» **Work to complete**
Look through the data below. Pick out the lines holding the string "title".

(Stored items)
——————

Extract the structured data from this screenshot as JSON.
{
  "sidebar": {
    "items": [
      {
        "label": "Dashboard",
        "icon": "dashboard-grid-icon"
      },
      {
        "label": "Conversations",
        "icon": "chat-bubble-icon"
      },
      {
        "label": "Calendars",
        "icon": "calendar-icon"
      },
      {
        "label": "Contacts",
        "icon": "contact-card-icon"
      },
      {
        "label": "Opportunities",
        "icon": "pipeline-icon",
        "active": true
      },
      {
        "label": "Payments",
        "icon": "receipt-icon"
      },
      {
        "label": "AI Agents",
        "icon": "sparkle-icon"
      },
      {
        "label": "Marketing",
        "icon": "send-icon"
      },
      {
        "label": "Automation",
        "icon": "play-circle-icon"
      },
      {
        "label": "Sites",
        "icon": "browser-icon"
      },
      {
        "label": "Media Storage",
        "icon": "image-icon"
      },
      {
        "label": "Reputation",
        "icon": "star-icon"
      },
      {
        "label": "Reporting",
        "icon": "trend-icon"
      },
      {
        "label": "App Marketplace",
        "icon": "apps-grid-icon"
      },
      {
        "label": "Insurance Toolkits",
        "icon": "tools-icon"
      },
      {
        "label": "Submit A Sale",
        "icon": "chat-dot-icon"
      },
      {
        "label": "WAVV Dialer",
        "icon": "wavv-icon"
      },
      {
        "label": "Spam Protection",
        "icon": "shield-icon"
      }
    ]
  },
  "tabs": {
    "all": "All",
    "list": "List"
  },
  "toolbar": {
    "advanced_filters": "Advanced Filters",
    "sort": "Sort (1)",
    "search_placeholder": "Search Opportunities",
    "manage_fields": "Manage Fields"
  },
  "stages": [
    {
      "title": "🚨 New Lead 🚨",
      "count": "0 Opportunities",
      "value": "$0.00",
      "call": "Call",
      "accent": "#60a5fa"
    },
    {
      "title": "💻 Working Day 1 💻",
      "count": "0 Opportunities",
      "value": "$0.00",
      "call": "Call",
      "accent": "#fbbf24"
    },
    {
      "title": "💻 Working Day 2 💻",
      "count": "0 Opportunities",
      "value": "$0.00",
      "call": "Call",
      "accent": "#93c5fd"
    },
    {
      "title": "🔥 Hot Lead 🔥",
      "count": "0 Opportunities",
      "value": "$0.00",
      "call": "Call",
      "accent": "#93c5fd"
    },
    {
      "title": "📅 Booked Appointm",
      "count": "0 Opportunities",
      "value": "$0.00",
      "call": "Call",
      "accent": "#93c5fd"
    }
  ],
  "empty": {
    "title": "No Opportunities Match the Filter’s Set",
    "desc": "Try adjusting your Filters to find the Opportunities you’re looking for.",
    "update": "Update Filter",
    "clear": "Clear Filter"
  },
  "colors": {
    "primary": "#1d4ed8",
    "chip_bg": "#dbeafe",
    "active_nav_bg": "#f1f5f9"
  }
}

——————

» **Task result**
      "title": "🚨 New Lead 🚨",
      "title": "💻 Working Day 1 💻",
      "title": "💻 Working Day 2 💻",
      "title": "🔥 Hot Lead 🔥",
      "title": "📅 Booked Appointm",
    "title": "No Opportunities Match the Filter’s Set",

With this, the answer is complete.